TASK DIRECTIONS: Print all the data, keeping every line exactly as it is.

Data entries:
--- START ---

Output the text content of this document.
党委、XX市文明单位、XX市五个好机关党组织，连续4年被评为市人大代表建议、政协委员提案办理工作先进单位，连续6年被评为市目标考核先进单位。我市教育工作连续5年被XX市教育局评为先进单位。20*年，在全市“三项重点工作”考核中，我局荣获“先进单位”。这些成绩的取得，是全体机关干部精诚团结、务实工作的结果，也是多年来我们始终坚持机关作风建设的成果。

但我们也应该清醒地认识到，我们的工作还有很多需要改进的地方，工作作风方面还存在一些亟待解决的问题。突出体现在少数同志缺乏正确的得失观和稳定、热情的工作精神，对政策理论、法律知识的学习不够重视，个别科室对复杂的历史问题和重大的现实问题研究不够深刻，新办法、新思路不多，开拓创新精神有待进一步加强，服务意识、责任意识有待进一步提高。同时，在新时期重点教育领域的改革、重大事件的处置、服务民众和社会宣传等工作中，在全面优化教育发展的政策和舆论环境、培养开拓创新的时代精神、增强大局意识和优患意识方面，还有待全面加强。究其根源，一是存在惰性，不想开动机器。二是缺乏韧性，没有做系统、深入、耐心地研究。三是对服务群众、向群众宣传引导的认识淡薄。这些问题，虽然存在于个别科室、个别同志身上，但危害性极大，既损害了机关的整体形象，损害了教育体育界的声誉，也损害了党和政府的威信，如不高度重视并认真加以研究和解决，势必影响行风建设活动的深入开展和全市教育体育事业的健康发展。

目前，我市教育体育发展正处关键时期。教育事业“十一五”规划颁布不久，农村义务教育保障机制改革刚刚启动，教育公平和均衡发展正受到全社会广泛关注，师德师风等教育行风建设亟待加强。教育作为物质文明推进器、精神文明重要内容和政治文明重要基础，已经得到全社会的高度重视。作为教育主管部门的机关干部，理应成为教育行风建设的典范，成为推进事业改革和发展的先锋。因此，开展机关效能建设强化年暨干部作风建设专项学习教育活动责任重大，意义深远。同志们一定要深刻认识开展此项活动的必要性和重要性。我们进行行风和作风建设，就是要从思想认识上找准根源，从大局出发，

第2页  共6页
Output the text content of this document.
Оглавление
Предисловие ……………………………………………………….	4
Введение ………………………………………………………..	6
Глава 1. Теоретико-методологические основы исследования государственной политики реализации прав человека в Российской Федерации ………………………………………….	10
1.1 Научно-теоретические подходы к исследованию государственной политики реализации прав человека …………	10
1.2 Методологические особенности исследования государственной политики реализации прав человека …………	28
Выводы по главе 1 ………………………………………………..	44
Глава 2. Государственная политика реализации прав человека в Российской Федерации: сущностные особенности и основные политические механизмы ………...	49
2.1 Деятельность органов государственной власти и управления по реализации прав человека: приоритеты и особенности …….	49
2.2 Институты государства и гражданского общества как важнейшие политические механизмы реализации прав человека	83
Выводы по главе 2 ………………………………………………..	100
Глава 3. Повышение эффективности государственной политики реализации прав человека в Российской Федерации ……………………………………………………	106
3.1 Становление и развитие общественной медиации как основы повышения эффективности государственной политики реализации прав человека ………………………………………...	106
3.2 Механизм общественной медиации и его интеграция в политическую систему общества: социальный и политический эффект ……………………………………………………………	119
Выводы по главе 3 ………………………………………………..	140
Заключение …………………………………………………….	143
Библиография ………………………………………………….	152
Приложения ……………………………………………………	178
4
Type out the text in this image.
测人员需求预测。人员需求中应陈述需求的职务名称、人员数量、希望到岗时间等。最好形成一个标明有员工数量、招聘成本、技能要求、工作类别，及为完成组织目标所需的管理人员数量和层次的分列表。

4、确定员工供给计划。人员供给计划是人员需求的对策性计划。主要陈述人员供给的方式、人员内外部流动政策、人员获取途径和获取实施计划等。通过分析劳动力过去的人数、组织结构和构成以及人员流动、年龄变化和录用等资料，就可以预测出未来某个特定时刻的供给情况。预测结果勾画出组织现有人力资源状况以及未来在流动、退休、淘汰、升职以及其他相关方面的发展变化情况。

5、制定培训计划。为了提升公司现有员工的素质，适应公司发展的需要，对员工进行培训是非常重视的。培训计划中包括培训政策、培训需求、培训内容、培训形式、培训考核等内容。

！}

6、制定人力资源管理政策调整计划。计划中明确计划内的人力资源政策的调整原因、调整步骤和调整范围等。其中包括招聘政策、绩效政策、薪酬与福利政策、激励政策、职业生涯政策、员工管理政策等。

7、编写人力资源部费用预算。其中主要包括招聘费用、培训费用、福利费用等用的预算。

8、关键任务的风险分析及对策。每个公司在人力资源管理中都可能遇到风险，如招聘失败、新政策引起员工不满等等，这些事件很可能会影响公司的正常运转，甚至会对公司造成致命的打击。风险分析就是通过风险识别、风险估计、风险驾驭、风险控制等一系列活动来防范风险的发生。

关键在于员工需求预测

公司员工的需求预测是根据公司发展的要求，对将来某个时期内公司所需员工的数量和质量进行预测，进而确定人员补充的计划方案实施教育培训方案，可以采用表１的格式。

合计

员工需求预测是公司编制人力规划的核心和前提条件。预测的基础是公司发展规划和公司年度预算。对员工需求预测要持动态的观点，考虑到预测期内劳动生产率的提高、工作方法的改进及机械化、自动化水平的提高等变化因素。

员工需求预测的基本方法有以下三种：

--- END ---

WRITTEN ANSWER:
Output the text content of this document.
党委、XX市文明单位、XX市五个好机关党组织，连续4年被评为市人大代表建议、政协委员提案办理工作先进单位，连续6年被评为市目标考核先进单位。我市教育工作连续5年被XX市教育局评为先进单位。20*年，在全市“三项重点工作”考核中，我局荣获“先进单位”。这些成绩的取得，是全体机关干部精诚团结、务实工作的结果，也是多年来我们始终坚持机关作风建设的成果。

但我们也应该清醒地认识到，我们的工作还有很多需要改进的地方，工作作风方面还存在一些亟待解决的问题。突出体现在少数同志缺乏正确的得失观和稳定、热情的工作精神，对政策理论、法律知识的学习不够重视，个别科室对复杂的历史问题和重大的现实问题研究不够深刻，新办法、新思路不多，开拓创新精神有待进一步加强，服务意识、责任意识有待进一步提高。同时，在新时期重点教育领域的改革、重大事件的处置、服务民众和社会宣传等工作中，在全面优化教育发展的政策和舆论环境、培养开拓创新的时代精神、增强大局意识和优患意识方面，还有待全面加强。究其根源，一是存在惰性，不想开动机器。二是缺乏韧性，没有做系统、深入、耐心地研究。三是对服务群众、向群众宣传引导的认识淡薄。这些问题，虽然存在于个别科室、个别同志身上，但危害性极大，既损害了机关的整体形象，损害了教育体育界的声誉，也损害了党和政府的威信，如不高度重视并认真加以研究和解决，势必影响行风建设活动的深入开展和全市教育体育事业的健康发展。

目前，我市教育体育发展正处关键时期。教育事业“十一五”规划颁布不久，农村义务教育保障机制改革刚刚启动，教育公平和均衡发展正受到全社会广泛关注，师德师风等教育行风建设亟待加强。教育作为物质文明推进器、精神文明重要内容和政治文明重要基础，已经得到全社会的高度重视。作为教育主管部门的机关干部，理应成为教育行风建设的典范，成为推进事业改革和发展的先锋。因此，开展机关效能建设强化年暨干部作风建设专项学习教育活动责任重大，意义深远。同志们一定要深刻认识开展此项活动的必要性和重要性。我们进行行风和作风建设，就是要从思想认识上找准根源，从大局出发，

第2页  共6页
Output the text content of this document.
Оглавление
Предисловие ……………………………………………………….	4
Введение ………………………………………………………..	6
Глава 1. Теоретико-методологические основы исследования государственной политики реализации прав человека в Российской Федерации ………………………………………….	10
1.1 Научно-теоретические подходы к исследованию государственной политики реализации прав человека …………	10
1.2 Методологические особенности исследования государственной политики реализации прав человека …………	28
Выводы по главе 1 ………………………………………………..	44
Глава 2. Государственная политика реализации прав человека в Российской Федерации: сущностные особенности и основные политические механизмы ………...	49
2.1 Деятельность органов государственной власти и управления по реализации прав человека: приоритеты и особенности …….	49
2.2 Институты государства и гражданского общества как важнейшие политические механизмы реализации прав человека	83
Выводы по главе 2 ………………………………………………..	100
Глава 3. Повышение эффективности государственной политики реализации прав человека в Российской Федерации ……………………………………………………	106
3.1 Становление и развитие общественной медиации как основы повышения эффективности государственной политики реализации прав человека ………………………………………...	106
3.2 Механизм общественной медиации и его интеграция в политическую систему общества: социальный и политический эффект ……………………………………………………………	119
Выводы по главе 3 ………………………………………………..	140
Заключение …………………………………………………….	143
Библиография ………………………………………………….	152
Приложения ……………………………………………………	178
4
Type out the text in this image.
测人员需求预测。人员需求中应陈述需求的职务名称、人员数量、希望到岗时间等。最好形成一个标明有员工数量、招聘成本、技能要求、工作类别，及为完成组织目标所需的管理人员数量和层次的分列表。

4、确定员工供给计划。人员供给计划是人员需求的对策性计划。主要陈述人员供给的方式、人员内外部流动政策、人员获取途径和获取实施计划等。通过分析劳动力过去的人数、组织结构和构成以及人员流动、年龄变化和录用等资料，就可以预测出未来某个特定时刻的供给情况。预测结果勾画出组织现有人力资源状况以及未来在流动、退休、淘汰、升职以及其他相关方面的发展变化情况。

5、制定培训计划。为了提升公司现有员工的素质，适应公司发展的需要，对员工进行培训是非常重视的。培训计划中包括培训政策、培训需求、培训内容、培训形式、培训考核等内容。

！}

6、制定人力资源管理政策调整计划。计划中明确计划内的人力资源政策的调整原因、调整步骤和调整范围等。其中包括招聘政策、绩效政策、薪酬与福利政策、激励政策、职业生涯政策、员工管理政策等。

7、编写人力资源部费用预算。其中主要包括招聘费用、培训费用、福利费用等用的预算。

8、关键任务的风险分析及对策。每个公司在人力资源管理中都可能遇到风险，如招聘失败、新政策引起员工不满等等，这些事件很可能会影响公司的正常运转，甚至会对公司造成致命的打击。风险分析就是通过风险识别、风险估计、风险驾驭、风险控制等一系列活动来防范风险的发生。

关键在于员工需求预测

公司员工的需求预测是根据公司发展的要求，对将来某个时期内公司所需员工的数量和质量进行预测，进而确定人员补充的计划方案实施教育培训方案，可以采用表１的格式。

合计

员工需求预测是公司编制人力规划的核心和前提条件。预测的基础是公司发展规划和公司年度预算。对员工需求预测要持动态的观点，考虑到预测期内劳动生产率的提高、工作方法的改进及机械化、自动化水平的提高等变化因素。

员工需求预测的基本方法有以下三种：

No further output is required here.